(Stored data)
========
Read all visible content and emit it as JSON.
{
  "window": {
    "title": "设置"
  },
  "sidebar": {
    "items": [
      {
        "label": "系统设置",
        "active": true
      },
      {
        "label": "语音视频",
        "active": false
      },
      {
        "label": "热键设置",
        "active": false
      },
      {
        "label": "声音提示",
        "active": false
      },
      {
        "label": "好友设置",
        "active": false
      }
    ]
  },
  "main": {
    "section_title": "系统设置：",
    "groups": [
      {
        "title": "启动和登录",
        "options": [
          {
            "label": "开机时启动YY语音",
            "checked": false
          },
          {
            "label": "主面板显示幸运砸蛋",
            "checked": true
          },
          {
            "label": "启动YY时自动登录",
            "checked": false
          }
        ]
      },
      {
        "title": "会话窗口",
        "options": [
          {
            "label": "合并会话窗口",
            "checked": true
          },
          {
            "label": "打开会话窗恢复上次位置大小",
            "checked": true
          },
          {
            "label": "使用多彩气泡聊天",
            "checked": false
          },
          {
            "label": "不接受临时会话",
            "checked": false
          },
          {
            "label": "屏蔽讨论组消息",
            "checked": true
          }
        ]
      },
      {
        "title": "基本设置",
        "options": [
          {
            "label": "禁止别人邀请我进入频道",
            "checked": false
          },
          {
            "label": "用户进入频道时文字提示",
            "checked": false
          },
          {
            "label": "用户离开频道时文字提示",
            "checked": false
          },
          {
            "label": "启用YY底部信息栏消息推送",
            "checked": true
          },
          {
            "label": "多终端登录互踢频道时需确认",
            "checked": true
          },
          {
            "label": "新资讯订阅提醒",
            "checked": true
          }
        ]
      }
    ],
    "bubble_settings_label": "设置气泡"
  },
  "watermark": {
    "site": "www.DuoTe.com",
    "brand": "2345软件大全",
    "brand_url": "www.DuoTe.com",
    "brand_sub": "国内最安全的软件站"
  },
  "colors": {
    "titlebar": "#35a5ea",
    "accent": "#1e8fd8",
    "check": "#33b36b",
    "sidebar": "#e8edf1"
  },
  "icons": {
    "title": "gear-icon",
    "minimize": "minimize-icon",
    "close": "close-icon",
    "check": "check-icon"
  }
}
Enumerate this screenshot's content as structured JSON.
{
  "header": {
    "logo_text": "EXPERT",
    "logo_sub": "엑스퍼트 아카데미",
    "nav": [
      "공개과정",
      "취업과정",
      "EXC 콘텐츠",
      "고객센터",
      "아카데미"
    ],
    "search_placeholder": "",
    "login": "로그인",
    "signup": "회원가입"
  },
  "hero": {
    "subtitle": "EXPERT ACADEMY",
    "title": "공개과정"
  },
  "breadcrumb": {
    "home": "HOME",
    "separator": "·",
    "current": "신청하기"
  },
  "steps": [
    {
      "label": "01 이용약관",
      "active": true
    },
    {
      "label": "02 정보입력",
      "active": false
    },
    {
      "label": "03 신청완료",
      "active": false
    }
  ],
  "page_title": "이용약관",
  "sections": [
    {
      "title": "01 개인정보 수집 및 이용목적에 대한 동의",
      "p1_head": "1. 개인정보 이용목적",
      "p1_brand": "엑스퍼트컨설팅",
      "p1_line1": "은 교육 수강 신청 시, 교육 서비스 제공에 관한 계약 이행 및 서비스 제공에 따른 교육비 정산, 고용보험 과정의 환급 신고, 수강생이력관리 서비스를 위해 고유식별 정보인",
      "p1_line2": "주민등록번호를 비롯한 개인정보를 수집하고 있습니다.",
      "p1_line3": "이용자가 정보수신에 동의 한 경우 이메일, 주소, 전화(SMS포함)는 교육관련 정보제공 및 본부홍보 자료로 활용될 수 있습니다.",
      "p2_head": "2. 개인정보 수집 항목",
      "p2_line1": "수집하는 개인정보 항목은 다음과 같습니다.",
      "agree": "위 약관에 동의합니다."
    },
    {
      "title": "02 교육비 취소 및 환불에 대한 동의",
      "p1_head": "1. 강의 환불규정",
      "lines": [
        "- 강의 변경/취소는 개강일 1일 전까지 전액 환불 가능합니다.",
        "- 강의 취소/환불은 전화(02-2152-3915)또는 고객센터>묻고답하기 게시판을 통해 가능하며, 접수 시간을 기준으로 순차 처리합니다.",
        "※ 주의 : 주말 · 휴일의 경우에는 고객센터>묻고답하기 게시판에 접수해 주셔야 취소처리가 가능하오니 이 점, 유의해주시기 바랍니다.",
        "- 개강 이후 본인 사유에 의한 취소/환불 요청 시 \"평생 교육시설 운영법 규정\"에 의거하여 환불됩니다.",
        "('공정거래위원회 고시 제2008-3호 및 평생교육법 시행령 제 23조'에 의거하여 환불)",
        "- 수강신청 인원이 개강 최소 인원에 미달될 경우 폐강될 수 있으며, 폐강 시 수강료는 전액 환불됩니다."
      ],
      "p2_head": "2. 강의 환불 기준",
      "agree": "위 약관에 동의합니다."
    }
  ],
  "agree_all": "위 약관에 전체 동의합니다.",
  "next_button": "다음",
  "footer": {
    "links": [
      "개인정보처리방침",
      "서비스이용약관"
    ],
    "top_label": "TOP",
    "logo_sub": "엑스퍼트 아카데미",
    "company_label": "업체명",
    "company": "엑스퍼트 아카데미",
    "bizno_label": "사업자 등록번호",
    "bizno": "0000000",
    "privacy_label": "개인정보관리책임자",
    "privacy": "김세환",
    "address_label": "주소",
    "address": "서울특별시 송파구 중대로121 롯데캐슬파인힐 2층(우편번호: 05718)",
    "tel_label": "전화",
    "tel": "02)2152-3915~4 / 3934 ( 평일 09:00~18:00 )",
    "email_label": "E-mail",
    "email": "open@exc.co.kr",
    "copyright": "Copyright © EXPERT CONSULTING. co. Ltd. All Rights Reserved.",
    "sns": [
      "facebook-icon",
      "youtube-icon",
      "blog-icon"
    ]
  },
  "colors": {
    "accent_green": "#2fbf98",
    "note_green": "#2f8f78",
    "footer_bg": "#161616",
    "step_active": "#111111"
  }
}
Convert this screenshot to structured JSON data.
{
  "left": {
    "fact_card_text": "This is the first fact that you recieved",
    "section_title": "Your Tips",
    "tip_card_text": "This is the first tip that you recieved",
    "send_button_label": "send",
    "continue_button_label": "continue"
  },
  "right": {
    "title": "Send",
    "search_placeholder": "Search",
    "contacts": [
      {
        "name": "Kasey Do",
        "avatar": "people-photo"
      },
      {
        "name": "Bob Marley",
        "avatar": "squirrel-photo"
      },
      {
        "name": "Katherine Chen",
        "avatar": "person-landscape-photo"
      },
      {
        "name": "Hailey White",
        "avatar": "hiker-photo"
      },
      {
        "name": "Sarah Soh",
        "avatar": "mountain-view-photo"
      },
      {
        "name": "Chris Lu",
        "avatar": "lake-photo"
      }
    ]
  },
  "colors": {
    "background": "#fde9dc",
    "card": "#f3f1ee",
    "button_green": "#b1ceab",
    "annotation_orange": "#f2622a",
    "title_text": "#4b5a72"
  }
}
========
-- Task requirements --
Quote the data above in full, changing nothing.

-- Problem solution --
Read all visible content and emit it as JSON.
{
  "window": {
    "title": "设置"
  },
  "sidebar": {
    "items": [
      {
        "label": "系统设置",
        "active": true
      },
      {
        "label": "语音视频",
        "active": false
      },
      {
        "label": "热键设置",
        "active": false
      },
      {
        "label": "声音提示",
        "active": false
      },
      {
        "label": "好友设置",
        "active": false
      }
    ]
  },
  "main": {
    "section_title": "系统设置：",
    "groups": [
      {
        "title": "启动和登录",
        "options": [
          {
            "label": "开机时启动YY语音",
            "checked": false
          },
          {
            "label": "主面板显示幸运砸蛋",
            "checked": true
          },
          {
            "label": "启动YY时自动登录",
            "checked": false
          }
        ]
      },
      {
        "title": "会话窗口",
        "options": [
          {
            "label": "合并会话窗口",
            "checked": true
          },
          {
            "label": "打开会话窗恢复上次位置大小",
            "checked": true
          },
          {
            "label": "使用多彩气泡聊天",
            "checked": false
          },
          {
            "label": "不接受临时会话",
            "checked": false
          },
          {
            "label": "屏蔽讨论组消息",
            "checked": true
          }
        ]
      },
      {
        "title": "基本设置",
        "options": [
          {
            "label": "禁止别人邀请我进入频道",
            "checked": false
          },
          {
            "label": "用户进入频道时文字提示",
            "checked": false
          },
          {
            "label": "用户离开频道时文字提示",
            "checked": false
          },
          {
            "label": "启用YY底部信息栏消息推送",
            "checked": true
          },
          {
            "label": "多终端登录互踢频道时需确认",
            "checked": true
          },
          {
            "label": "新资讯订阅提醒",
            "checked": true
          }
        ]
      }
    ],
    "bubble_settings_label": "设置气泡"
  },
  "watermark": {
    "site": "www.DuoTe.com",
    "brand": "2345软件大全",
    "brand_url": "www.DuoTe.com",
    "brand_sub": "国内最安全的软件站"
  },
  "colors": {
    "titlebar": "#35a5ea",
    "accent": "#1e8fd8",
    "check": "#33b36b",
    "sidebar": "#e8edf1"
  },
  "icons": {
    "title": "gear-icon",
    "minimize": "minimize-icon",
    "close": "close-icon",
    "check": "check-icon"
  }
}
Enumerate this screenshot's content as structured JSON.
{
  "header": {
    "logo_text": "EXPERT",
    "logo_sub": "엑스퍼트 아카데미",
    "nav": [
      "공개과정",
      "취업과정",
      "EXC 콘텐츠",
      "고객센터",
      "아카데미"
    ],
    "search_placeholder": "",
    "login": "로그인",
    "signup": "회원가입"
  },
  "hero": {
    "subtitle": "EXPERT ACADEMY",
    "title": "공개과정"
  },
  "breadcrumb": {
    "home": "HOME",
    "separator": "·",
    "current": "신청하기"
  },
  "steps": [
    {
      "label": "01 이용약관",
      "active": true
    },
    {
      "label": "02 정보입력",
      "active": false
    },
    {
      "label": "03 신청완료",
      "active": false
    }
  ],
  "page_title": "이용약관",
  "sections": [
    {
      "title": "01 개인정보 수집 및 이용목적에 대한 동의",
      "p1_head": "1. 개인정보 이용목적",
      "p1_brand": "엑스퍼트컨설팅",
      "p1_line1": "은 교육 수강 신청 시, 교육 서비스 제공에 관한 계약 이행 및 서비스 제공에 따른 교육비 정산, 고용보험 과정의 환급 신고, 수강생이력관리 서비스를 위해 고유식별 정보인",
      "p1_line2": "주민등록번호를 비롯한 개인정보를 수집하고 있습니다.",
      "p1_line3": "이용자가 정보수신에 동의 한 경우 이메일, 주소, 전화(SMS포함)는 교육관련 정보제공 및 본부홍보 자료로 활용될 수 있습니다.",
      "p2_head": "2. 개인정보 수집 항목",
      "p2_line1": "수집하는 개인정보 항목은 다음과 같습니다.",
      "agree": "위 약관에 동의합니다."
    },
    {
      "title": "02 교육비 취소 및 환불에 대한 동의",
      "p1_head": "1. 강의 환불규정",
      "lines": [
        "- 강의 변경/취소는 개강일 1일 전까지 전액 환불 가능합니다.",
        "- 강의 취소/환불은 전화(02-2152-3915)또는 고객센터>묻고답하기 게시판을 통해 가능하며, 접수 시간을 기준으로 순차 처리합니다.",
        "※ 주의 : 주말 · 휴일의 경우에는 고객센터>묻고답하기 게시판에 접수해 주셔야 취소처리가 가능하오니 이 점, 유의해주시기 바랍니다.",
        "- 개강 이후 본인 사유에 의한 취소/환불 요청 시 \"평생 교육시설 운영법 규정\"에 의거하여 환불됩니다.",
        "('공정거래위원회 고시 제2008-3호 및 평생교육법 시행령 제 23조'에 의거하여 환불)",
        "- 수강신청 인원이 개강 최소 인원에 미달될 경우 폐강될 수 있으며, 폐강 시 수강료는 전액 환불됩니다."
      ],
      "p2_head": "2. 강의 환불 기준",
      "agree": "위 약관에 동의합니다."
    }
  ],
  "agree_all": "위 약관에 전체 동의합니다.",
  "next_button": "다음",
  "footer": {
    "links": [
      "개인정보처리방침",
      "서비스이용약관"
    ],
    "top_label": "TOP",
    "logo_sub": "엑스퍼트 아카데미",
    "company_label": "업체명",
    "company": "엑스퍼트 아카데미",
    "bizno_label": "사업자 등록번호",
    "bizno": "0000000",
    "privacy_label": "개인정보관리책임자",
    "privacy": "김세환",
    "address_label": "주소",
    "address": "서울특별시 송파구 중대로121 롯데캐슬파인힐 2층(우편번호: 05718)",
    "tel_label": "전화",
    "tel": "02)2152-3915~4 / 3934 ( 평일 09:00~18:00 )",
    "email_label": "E-mail",
    "email": "open@exc.co.kr",
    "copyright": "Copyright © EXPERT CONSULTING. co. Ltd. All Rights Reserved.",
    "sns": [
      "facebook-icon",
      "youtube-icon",
      "blog-icon"
    ]
  },
  "colors": {
    "accent_green": "#2fbf98",
    "note_green": "#2f8f78",
    "footer_bg": "#161616",
    "step_active": "#111111"
  }
}
Convert this screenshot to structured JSON data.
{
  "left": {
    "fact_card_text": "This is the first fact that you recieved",
    "section_title": "Your Tips",
    "tip_card_text": "This is the first tip that you recieved",
    "send_button_label": "send",
    "continue_button_label": "continue"
  },
  "right": {
    "title": "Send",
    "search_placeholder": "Search",
    "contacts": [
      {
        "name": "Kasey Do",
        "avatar": "people-photo"
      },
      {
        "name": "Bob Marley",
        "avatar": "squirrel-photo"
      },
      {
        "name": "Katherine Chen",
        "avatar": "person-landscape-photo"
      },
      {
        "name": "Hailey White",
        "avatar": "hiker-photo"
      },
      {
        "name": "Sarah Soh",
        "avatar": "mountain-view-photo"
      },
      {
        "name": "Chris Lu",
        "avatar": "lake-photo"
      }
    ]
  },
  "colors": {
    "background": "#fde9dc",
    "card": "#f3f1ee",
    "button_green": "#b1ceab",
    "annotation_orange": "#f2622a",
    "title_text": "#4b5a72"
  }
}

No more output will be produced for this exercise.